• **Data provided**

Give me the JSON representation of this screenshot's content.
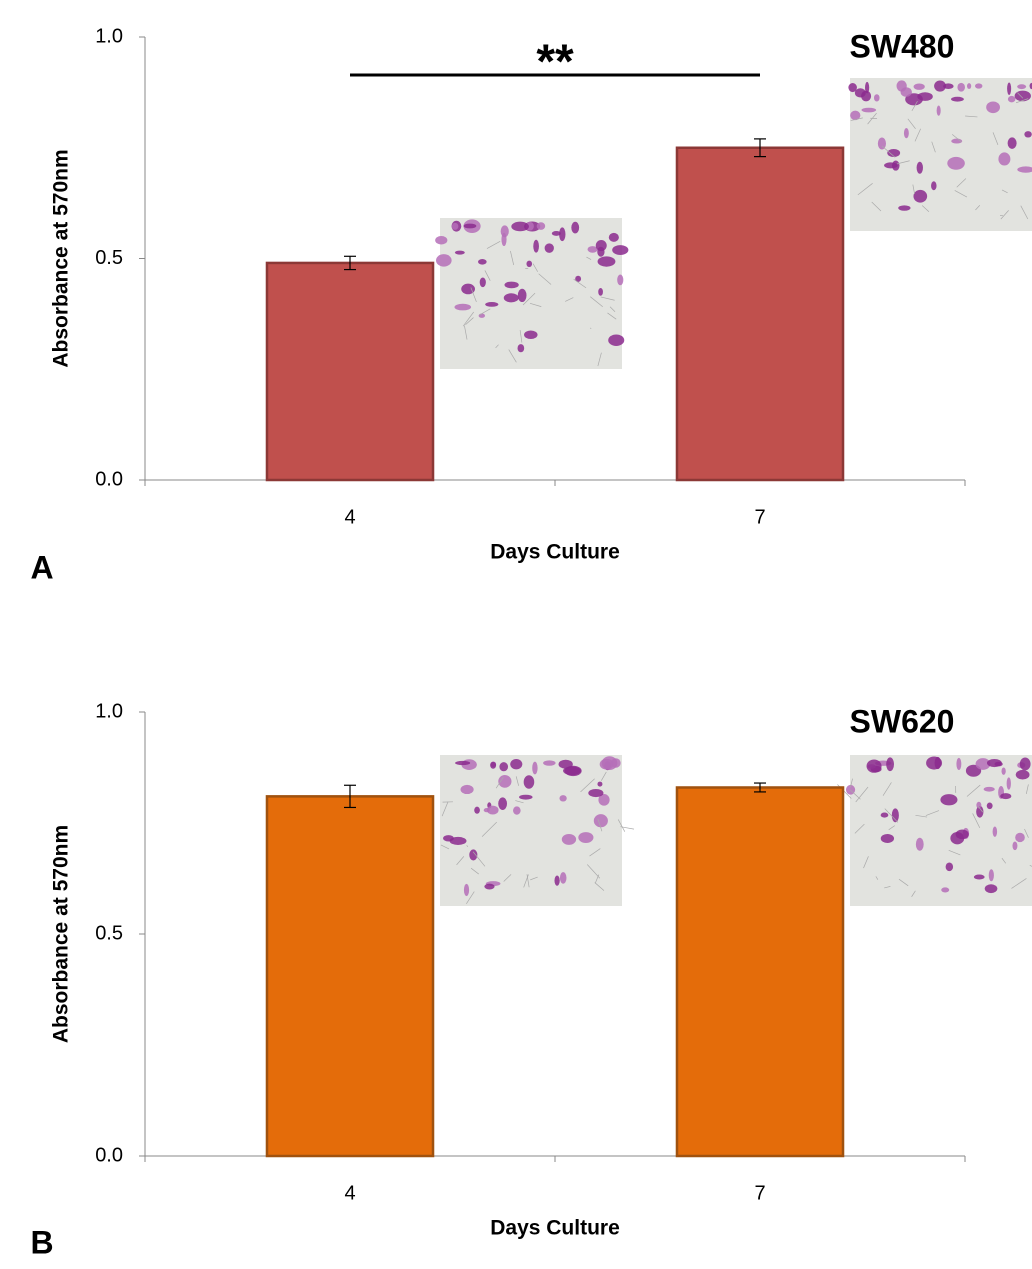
{
  "chart_data": [
    {
      "type": "bar",
      "panel_label": "A",
      "title": "SW480",
      "annotation": "**",
      "xlabel": "Days Culture",
      "ylabel": "Absorbance at 570nm",
      "categories": [
        "4",
        "7"
      ],
      "values": [
        0.49,
        0.75
      ],
      "errors": [
        0.015,
        0.02
      ],
      "color": "#c0504d",
      "edge_color": "#8c3836",
      "ylim": [
        0,
        1
      ],
      "yticks": [
        {
          "value": 0,
          "label": "0.0"
        },
        {
          "value": 0.5,
          "label": "0.5"
        },
        {
          "value": 1,
          "label": "1.0"
        }
      ],
      "grid": false
    },
    {
      "type": "bar",
      "panel_label": "B",
      "title": "SW620",
      "xlabel": "Days Culture",
      "ylabel": "Absorbance at 570nm",
      "categories": [
        "4",
        "7"
      ],
      "values": [
        0.81,
        0.83
      ],
      "errors": [
        0.025,
        0.01
      ],
      "color": "#e46c0a",
      "edge_color": "#a0520f",
      "ylim": [
        0,
        1
      ],
      "yticks": [
        {
          "value": 0,
          "label": "0.0"
        },
        {
          "value": 0.5,
          "label": "0.5"
        },
        {
          "value": 1,
          "label": "1.0"
        }
      ],
      "grid": false
    }
  ]
}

• **Set task**
Without including the pictures, return each record above exactly as it stands.

• **Reply to the task**
Give me the JSON representation of this screenshot's content.
{
  "chart_data": [
    {
      "type": "bar",
      "panel_label": "A",
      "title": "SW480",
      "annotation": "**",
      "xlabel": "Days Culture",
      "ylabel": "Absorbance at 570nm",
      "categories": [
        "4",
        "7"
      ],
      "values": [
        0.49,
        0.75
      ],
      "errors": [
        0.015,
        0.02
      ],
      "color": "#c0504d",
      "edge_color": "#8c3836",
      "ylim": [
        0,
        1
      ],
      "yticks": [
        {
          "value": 0,
          "label": "0.0"
        },
        {
          "value": 0.5,
          "label": "0.5"
        },
        {
          "value": 1,
          "label": "1.0"
        }
      ],
      "grid": false
    },
    {
      "type": "bar",
      "panel_label": "B",
      "title": "SW620",
      "xlabel": "Days Culture",
      "ylabel": "Absorbance at 570nm",
      "categories": [
        "4",
        "7"
      ],
      "values": [
        0.81,
        0.83
      ],
      "errors": [
        0.025,
        0.01
      ],
      "color": "#e46c0a",
      "edge_color": "#a0520f",
      "ylim": [
        0,
        1
      ],
      "yticks": [
        {
          "value": 0,
          "label": "0.0"
        },
        {
          "value": 0.5,
          "label": "0.5"
        },
        {
          "value": 1,
          "label": "1.0"
        }
      ],
      "grid": false
    }
  ]
}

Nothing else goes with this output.